- _DATA ENTRIES_:

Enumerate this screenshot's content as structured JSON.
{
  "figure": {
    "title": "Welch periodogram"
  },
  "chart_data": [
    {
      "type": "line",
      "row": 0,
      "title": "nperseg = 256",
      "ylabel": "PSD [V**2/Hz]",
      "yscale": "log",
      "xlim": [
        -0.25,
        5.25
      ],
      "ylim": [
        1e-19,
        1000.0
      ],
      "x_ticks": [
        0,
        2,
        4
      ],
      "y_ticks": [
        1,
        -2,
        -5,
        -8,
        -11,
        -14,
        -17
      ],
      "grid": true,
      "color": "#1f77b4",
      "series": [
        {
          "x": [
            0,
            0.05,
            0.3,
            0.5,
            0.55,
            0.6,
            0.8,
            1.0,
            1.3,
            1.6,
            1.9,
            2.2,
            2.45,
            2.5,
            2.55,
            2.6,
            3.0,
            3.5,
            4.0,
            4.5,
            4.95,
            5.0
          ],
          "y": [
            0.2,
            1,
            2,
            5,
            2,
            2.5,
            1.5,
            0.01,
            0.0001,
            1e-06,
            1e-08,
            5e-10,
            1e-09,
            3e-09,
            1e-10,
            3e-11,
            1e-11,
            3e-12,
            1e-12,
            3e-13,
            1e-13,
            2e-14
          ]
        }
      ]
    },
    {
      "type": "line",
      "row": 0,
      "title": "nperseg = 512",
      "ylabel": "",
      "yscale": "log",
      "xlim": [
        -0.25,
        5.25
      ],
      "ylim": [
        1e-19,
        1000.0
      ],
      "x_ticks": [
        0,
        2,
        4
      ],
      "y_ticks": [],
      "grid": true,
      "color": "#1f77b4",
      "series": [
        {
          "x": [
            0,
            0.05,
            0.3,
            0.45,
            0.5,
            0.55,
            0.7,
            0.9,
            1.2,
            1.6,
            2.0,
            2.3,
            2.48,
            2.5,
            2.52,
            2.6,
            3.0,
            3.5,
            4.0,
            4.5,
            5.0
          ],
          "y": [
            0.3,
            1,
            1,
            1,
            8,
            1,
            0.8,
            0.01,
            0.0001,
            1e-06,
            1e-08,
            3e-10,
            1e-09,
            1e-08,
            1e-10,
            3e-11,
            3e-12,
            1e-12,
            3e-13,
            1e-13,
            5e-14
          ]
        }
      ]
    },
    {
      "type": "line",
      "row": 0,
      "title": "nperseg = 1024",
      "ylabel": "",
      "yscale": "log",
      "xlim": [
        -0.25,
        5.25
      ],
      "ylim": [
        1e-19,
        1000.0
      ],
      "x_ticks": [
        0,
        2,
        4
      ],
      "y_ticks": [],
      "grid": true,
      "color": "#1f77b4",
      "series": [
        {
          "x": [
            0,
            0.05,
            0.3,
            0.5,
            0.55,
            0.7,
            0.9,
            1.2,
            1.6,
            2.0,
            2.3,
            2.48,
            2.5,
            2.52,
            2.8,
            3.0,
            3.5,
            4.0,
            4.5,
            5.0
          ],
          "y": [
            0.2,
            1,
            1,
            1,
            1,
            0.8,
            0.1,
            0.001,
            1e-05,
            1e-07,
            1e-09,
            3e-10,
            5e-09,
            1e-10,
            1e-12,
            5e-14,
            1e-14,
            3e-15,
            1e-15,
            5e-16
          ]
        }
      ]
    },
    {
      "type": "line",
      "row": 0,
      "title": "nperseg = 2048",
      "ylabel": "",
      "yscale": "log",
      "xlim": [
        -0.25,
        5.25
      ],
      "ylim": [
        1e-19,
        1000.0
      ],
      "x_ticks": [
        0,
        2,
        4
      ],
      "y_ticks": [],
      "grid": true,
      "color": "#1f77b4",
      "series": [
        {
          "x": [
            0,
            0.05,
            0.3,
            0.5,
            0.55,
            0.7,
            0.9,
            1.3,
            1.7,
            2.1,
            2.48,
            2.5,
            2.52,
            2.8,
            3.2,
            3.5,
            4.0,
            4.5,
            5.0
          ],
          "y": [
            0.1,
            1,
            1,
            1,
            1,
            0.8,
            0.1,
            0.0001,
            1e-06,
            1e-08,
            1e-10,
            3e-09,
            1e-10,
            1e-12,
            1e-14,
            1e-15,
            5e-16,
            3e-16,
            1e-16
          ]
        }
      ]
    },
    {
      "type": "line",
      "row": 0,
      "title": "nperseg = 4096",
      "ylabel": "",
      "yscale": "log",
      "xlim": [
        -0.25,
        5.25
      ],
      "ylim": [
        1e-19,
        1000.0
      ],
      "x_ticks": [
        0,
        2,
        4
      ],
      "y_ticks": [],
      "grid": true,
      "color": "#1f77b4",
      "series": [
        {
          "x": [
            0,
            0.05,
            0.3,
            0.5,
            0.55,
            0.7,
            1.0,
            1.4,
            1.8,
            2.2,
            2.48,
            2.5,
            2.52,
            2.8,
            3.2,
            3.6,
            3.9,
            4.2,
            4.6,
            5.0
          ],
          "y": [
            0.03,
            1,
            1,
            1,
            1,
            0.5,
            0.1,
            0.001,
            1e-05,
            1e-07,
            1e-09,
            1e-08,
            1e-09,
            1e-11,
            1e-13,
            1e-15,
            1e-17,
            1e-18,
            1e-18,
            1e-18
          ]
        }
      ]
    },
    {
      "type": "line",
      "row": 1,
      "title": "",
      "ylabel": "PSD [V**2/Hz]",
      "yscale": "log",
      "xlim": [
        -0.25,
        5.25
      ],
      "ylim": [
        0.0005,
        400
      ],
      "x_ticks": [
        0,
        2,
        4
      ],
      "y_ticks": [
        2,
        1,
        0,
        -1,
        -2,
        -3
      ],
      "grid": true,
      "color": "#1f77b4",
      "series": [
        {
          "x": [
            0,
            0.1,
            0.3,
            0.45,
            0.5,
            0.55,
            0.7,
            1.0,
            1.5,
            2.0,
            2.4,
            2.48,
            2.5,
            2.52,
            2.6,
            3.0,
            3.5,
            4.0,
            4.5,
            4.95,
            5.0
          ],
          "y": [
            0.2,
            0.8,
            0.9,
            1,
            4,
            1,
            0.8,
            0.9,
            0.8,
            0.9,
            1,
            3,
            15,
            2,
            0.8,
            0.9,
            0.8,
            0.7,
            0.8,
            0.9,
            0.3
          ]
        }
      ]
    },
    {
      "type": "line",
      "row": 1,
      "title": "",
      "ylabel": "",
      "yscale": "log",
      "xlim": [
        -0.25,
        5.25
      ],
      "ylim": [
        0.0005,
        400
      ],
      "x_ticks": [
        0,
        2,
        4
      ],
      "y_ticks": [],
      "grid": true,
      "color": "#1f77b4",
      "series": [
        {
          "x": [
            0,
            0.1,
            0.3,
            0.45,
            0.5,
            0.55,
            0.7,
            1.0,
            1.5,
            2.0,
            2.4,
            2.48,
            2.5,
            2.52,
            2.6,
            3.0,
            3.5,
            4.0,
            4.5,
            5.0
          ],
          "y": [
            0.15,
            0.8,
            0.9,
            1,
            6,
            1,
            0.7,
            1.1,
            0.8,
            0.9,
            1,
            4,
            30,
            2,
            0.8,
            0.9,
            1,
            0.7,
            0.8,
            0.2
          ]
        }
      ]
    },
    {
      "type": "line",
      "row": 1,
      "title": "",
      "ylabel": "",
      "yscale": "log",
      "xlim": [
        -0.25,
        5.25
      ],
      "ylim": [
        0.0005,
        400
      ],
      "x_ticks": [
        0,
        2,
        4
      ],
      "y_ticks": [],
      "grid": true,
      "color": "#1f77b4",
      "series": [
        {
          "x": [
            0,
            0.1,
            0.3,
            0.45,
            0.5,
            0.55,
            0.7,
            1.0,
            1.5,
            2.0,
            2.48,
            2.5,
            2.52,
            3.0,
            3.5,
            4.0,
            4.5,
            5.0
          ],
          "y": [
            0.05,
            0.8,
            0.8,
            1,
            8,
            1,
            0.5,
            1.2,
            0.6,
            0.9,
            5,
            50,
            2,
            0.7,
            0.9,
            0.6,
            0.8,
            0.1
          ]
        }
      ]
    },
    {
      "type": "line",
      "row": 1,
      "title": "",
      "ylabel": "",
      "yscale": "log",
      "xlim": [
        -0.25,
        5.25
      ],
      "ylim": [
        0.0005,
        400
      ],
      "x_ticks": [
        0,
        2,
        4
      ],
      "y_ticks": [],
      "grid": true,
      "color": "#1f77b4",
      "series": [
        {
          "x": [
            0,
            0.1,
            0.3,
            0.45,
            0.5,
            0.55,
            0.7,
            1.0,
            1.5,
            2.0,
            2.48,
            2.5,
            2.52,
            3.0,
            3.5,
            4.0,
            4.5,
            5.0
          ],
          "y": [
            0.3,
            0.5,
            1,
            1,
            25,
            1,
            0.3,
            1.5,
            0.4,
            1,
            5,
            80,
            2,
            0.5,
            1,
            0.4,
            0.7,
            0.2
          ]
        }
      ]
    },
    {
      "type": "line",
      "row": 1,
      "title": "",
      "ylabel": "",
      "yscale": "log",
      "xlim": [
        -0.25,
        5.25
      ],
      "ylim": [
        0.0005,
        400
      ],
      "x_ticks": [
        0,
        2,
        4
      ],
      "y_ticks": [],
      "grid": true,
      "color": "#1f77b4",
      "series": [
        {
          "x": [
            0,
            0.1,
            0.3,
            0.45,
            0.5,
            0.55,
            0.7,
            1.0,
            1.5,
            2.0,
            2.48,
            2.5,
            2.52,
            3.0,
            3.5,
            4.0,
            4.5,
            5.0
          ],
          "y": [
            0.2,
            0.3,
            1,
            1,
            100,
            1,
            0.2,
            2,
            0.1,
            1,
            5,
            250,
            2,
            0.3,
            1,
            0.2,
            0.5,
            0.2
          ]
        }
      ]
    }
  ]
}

- _YOUR INSTRUCTIONS_:
Copy all lines from the material that include "nperseg".

- _OUTPUT FOR THIS TASK_:
      "title": "nperseg = 256",
      "title": "nperseg = 512",
      "title": "nperseg = 1024",
      "title": "nperseg = 2048",
      "title": "nperseg = 4096",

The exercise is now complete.